(Records from a data source)
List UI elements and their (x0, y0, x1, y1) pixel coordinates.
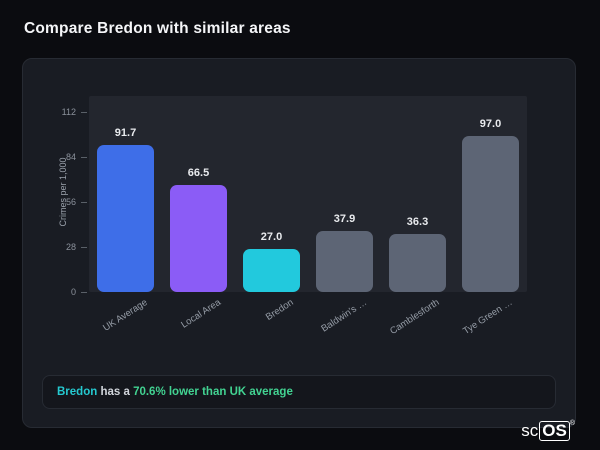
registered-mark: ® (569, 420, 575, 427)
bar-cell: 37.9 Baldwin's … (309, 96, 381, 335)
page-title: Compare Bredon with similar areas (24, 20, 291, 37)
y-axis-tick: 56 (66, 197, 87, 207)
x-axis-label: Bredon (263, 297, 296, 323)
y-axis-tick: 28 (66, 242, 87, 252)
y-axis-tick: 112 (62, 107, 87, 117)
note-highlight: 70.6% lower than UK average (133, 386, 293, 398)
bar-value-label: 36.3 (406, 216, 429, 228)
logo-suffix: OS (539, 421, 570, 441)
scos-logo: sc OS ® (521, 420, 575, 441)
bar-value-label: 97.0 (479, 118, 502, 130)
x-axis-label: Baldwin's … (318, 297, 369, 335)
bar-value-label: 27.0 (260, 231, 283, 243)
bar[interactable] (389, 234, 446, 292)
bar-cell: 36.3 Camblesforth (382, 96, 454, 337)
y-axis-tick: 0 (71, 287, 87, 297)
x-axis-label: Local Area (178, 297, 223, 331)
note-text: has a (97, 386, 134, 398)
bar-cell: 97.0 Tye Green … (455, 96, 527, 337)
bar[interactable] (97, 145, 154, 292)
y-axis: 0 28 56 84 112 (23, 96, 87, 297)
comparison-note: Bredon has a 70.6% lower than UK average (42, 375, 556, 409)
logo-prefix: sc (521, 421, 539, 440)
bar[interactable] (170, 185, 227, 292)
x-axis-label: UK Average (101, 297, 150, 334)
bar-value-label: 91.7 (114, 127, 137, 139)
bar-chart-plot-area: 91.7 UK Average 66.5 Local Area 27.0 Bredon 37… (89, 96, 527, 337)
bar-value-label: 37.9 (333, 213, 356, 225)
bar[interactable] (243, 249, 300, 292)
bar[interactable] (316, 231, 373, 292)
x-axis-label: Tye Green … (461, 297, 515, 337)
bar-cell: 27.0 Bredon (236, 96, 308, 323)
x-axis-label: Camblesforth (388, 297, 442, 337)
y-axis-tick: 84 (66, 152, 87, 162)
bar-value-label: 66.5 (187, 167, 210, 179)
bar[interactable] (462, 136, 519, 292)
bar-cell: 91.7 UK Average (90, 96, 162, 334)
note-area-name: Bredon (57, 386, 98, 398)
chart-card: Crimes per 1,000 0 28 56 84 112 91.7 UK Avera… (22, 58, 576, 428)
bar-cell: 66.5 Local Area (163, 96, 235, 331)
* * *
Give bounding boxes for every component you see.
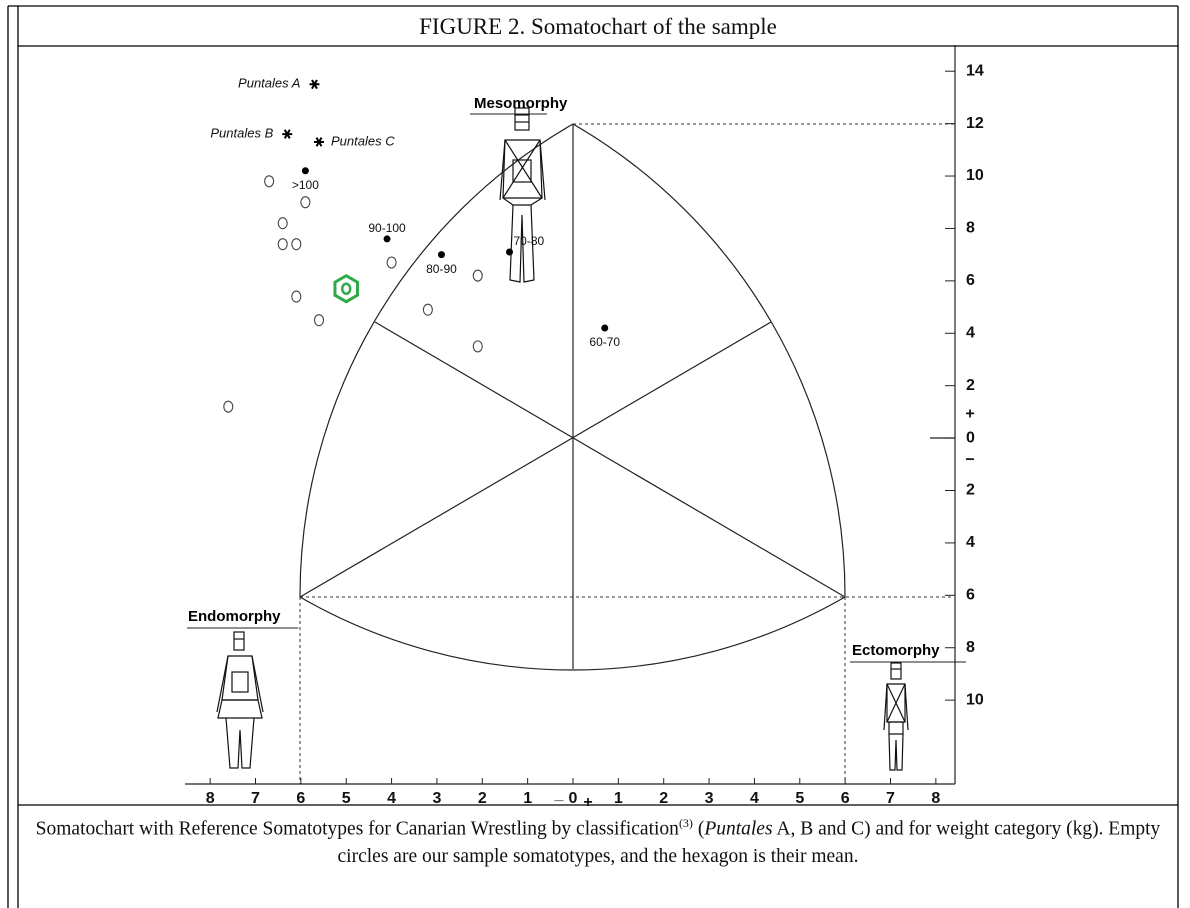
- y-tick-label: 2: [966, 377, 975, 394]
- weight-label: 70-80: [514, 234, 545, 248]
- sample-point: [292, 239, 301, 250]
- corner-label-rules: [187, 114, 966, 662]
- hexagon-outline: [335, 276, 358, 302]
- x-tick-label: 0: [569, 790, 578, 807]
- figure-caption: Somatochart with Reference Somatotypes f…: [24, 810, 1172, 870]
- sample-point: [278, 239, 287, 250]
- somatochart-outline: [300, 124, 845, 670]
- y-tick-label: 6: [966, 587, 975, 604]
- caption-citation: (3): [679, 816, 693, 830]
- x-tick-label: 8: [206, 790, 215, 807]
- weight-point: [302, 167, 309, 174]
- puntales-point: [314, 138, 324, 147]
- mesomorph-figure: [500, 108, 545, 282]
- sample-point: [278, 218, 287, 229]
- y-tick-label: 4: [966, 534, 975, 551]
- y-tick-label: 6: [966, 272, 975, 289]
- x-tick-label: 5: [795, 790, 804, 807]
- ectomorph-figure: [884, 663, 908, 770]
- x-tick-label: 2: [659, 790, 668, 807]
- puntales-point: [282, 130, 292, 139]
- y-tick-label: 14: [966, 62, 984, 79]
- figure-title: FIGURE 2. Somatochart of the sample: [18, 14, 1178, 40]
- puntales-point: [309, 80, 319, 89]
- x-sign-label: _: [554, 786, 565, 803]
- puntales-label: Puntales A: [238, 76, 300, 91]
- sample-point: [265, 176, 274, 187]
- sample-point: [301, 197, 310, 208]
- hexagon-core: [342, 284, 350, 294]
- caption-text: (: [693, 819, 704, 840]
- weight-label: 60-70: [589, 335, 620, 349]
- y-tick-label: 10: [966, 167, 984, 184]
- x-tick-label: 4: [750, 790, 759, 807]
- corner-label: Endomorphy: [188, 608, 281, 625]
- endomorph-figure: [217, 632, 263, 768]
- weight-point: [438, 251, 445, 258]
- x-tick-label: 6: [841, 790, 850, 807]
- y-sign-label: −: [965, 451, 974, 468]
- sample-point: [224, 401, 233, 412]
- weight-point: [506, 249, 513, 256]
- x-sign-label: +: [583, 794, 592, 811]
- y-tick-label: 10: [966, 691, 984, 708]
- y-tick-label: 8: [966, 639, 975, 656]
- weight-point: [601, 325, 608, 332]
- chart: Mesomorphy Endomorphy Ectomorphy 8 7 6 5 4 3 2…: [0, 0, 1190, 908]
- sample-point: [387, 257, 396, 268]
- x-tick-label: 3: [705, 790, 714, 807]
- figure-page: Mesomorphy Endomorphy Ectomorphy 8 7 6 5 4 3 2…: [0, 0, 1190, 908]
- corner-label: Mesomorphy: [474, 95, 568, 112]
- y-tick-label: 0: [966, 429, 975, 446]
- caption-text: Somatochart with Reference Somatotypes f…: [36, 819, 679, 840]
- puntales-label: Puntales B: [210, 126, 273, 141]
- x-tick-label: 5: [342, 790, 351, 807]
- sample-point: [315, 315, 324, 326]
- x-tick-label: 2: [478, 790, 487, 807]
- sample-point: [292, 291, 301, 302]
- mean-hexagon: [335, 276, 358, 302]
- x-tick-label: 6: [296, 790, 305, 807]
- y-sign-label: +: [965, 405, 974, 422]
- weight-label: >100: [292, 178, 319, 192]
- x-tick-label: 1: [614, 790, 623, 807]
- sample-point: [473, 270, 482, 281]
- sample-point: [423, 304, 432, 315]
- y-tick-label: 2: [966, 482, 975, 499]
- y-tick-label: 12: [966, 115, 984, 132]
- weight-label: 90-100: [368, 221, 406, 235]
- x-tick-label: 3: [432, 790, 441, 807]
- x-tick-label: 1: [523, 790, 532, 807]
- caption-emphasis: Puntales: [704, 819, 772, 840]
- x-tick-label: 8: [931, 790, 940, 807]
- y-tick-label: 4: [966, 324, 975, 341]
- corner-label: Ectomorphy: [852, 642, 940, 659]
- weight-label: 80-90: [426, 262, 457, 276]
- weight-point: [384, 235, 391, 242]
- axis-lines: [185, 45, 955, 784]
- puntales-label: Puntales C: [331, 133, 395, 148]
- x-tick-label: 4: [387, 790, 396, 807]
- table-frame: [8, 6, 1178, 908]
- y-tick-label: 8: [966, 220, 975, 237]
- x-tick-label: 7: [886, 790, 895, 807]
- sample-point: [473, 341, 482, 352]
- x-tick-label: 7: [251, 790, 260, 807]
...
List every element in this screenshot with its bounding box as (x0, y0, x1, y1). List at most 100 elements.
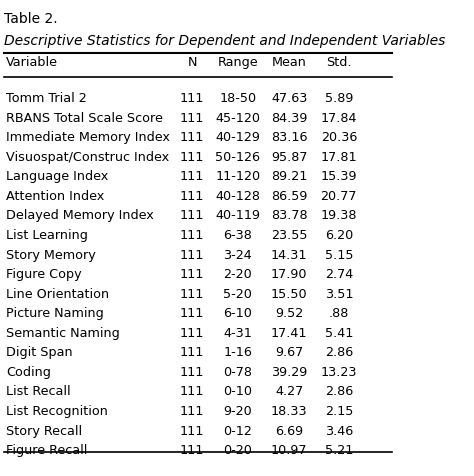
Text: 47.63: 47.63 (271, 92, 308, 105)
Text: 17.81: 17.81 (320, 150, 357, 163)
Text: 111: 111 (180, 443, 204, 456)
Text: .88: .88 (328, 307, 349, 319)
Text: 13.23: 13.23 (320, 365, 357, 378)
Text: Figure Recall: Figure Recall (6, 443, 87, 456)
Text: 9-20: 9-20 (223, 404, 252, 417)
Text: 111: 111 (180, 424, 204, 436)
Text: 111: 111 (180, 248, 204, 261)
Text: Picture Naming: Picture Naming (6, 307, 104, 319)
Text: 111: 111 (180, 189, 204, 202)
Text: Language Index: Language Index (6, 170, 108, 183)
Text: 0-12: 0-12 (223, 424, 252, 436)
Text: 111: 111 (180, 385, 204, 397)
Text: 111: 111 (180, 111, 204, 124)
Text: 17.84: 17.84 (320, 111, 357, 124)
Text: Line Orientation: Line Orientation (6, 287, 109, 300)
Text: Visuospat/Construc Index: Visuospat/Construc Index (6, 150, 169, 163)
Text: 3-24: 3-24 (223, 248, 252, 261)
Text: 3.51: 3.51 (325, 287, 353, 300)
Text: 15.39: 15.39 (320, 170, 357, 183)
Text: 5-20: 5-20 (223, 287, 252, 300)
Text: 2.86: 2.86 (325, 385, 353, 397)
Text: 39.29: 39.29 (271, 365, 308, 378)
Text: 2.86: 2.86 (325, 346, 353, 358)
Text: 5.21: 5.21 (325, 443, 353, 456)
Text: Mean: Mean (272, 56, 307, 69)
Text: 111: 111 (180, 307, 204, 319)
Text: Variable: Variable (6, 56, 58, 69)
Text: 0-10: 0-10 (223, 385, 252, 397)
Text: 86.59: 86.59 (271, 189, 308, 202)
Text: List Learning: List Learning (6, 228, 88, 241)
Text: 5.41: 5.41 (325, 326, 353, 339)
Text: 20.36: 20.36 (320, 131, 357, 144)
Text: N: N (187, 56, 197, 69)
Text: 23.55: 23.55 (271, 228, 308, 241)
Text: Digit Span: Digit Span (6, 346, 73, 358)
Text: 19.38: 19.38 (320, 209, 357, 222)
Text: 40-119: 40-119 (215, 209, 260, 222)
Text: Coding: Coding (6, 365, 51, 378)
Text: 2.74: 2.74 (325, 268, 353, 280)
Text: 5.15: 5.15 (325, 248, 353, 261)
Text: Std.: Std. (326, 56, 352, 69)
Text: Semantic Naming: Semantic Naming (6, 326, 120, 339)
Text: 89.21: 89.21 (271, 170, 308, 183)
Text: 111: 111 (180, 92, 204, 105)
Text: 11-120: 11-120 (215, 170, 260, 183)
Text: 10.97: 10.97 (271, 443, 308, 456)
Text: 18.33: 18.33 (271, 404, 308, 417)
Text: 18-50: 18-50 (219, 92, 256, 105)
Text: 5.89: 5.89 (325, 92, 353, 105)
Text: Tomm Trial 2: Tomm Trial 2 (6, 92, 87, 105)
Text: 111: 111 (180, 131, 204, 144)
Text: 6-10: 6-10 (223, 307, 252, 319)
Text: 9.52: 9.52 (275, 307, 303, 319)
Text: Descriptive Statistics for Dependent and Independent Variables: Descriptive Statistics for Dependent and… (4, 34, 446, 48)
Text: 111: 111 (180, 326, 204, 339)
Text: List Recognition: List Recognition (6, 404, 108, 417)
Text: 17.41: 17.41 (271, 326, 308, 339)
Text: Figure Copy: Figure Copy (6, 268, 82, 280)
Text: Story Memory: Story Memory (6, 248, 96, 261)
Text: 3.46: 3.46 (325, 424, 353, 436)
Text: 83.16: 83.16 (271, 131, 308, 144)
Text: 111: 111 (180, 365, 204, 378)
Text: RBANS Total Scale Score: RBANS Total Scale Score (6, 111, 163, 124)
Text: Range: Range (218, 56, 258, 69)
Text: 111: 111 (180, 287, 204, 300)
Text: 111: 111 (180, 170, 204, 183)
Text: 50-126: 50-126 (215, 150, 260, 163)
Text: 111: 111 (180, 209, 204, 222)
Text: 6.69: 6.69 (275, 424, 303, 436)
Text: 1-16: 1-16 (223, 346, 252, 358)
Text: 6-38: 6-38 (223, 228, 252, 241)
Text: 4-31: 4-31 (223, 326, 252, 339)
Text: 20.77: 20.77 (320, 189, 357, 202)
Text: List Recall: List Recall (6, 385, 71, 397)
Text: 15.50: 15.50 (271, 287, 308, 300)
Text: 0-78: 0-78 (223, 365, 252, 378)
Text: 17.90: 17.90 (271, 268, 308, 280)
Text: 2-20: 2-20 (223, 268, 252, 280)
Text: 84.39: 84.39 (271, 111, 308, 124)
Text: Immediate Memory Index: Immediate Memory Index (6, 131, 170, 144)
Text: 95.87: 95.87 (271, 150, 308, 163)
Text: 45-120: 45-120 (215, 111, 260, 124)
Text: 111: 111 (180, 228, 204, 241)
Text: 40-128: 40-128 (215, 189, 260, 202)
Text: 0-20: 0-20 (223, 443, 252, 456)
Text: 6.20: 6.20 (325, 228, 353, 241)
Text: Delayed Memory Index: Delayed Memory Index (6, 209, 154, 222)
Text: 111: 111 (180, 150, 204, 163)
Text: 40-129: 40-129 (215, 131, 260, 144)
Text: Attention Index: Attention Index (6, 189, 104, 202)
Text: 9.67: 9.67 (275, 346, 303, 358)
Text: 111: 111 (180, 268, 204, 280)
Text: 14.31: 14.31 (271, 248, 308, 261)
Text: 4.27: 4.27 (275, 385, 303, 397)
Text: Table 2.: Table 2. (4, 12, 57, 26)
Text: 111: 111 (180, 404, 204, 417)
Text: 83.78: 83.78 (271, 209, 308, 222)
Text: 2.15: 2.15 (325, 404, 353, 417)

### Task statement
In the items, take the stretch from the line containing "Text: 47.63: 47.63 (271, 92, 308, 105)" through the line containing "Text: Tomm Trial" and change every "Coding" to "Symbol Coding". Give back only those lines, with everything else left as it is.

### Solution below
Text: 47.63: 47.63 (271, 92, 308, 105)
Text: 17.81: 17.81 (320, 150, 357, 163)
Text: 111: 111 (180, 443, 204, 456)
Text: .88: .88 (328, 307, 349, 319)
Text: 13.23: 13.23 (320, 365, 357, 378)
Text: Figure Recall: Figure Recall (6, 443, 87, 456)
Text: 9-20: 9-20 (223, 404, 252, 417)
Text: 111: 111 (180, 424, 204, 436)
Text: 111: 111 (180, 248, 204, 261)
Text: Picture Naming: Picture Naming (6, 307, 104, 319)
Text: 111: 111 (180, 189, 204, 202)
Text: Language Index: Language Index (6, 170, 108, 183)
Text: 0-12: 0-12 (223, 424, 252, 436)
Text: 111: 111 (180, 385, 204, 397)
Text: 111: 111 (180, 111, 204, 124)
Text: 17.84: 17.84 (320, 111, 357, 124)
Text: Line Orientation: Line Orientation (6, 287, 109, 300)
Text: Visuospat/Construc Index: Visuospat/Construc Index (6, 150, 169, 163)
Text: 3-24: 3-24 (223, 248, 252, 261)
Text: 3.51: 3.51 (325, 287, 353, 300)
Text: 15.39: 15.39 (320, 170, 357, 183)
Text: 5-20: 5-20 (223, 287, 252, 300)
Text: 2.86: 2.86 (325, 385, 353, 397)
Text: 39.29: 39.29 (271, 365, 308, 378)
Text: 2.86: 2.86 (325, 346, 353, 358)
Text: 5.21: 5.21 (325, 443, 353, 456)
Text: Mean: Mean (272, 56, 307, 69)
Text: 111: 111 (180, 307, 204, 319)
Text: Variable: Variable (6, 56, 58, 69)
Text: 0-10: 0-10 (223, 385, 252, 397)
Text: 86.59: 86.59 (271, 189, 308, 202)
Text: List Learning: List Learning (6, 228, 88, 241)
Text: 5.41: 5.41 (325, 326, 353, 339)
Text: 20.36: 20.36 (320, 131, 357, 144)
Text: N: N (187, 56, 197, 69)
Text: 23.55: 23.55 (271, 228, 308, 241)
Text: Digit Span: Digit Span (6, 346, 73, 358)
Text: 19.38: 19.38 (320, 209, 357, 222)
Text: 40-119: 40-119 (215, 209, 260, 222)
Text: Symbol Coding: Symbol Coding (6, 365, 51, 378)
Text: 2.74: 2.74 (325, 268, 353, 280)
Text: 5.15: 5.15 (325, 248, 353, 261)
Text: Std.: Std. (326, 56, 352, 69)
Text: Semantic Naming: Semantic Naming (6, 326, 120, 339)
Text: 89.21: 89.21 (271, 170, 308, 183)
Text: 111: 111 (180, 92, 204, 105)
Text: 11-120: 11-120 (215, 170, 260, 183)
Text: 10.97: 10.97 (271, 443, 308, 456)
Text: 18.33: 18.33 (271, 404, 308, 417)
Text: 18-50: 18-50 (219, 92, 256, 105)
Text: 5.89: 5.89 (325, 92, 353, 105)
Text: Tomm Trial 2: Tomm Trial 2 (6, 92, 87, 105)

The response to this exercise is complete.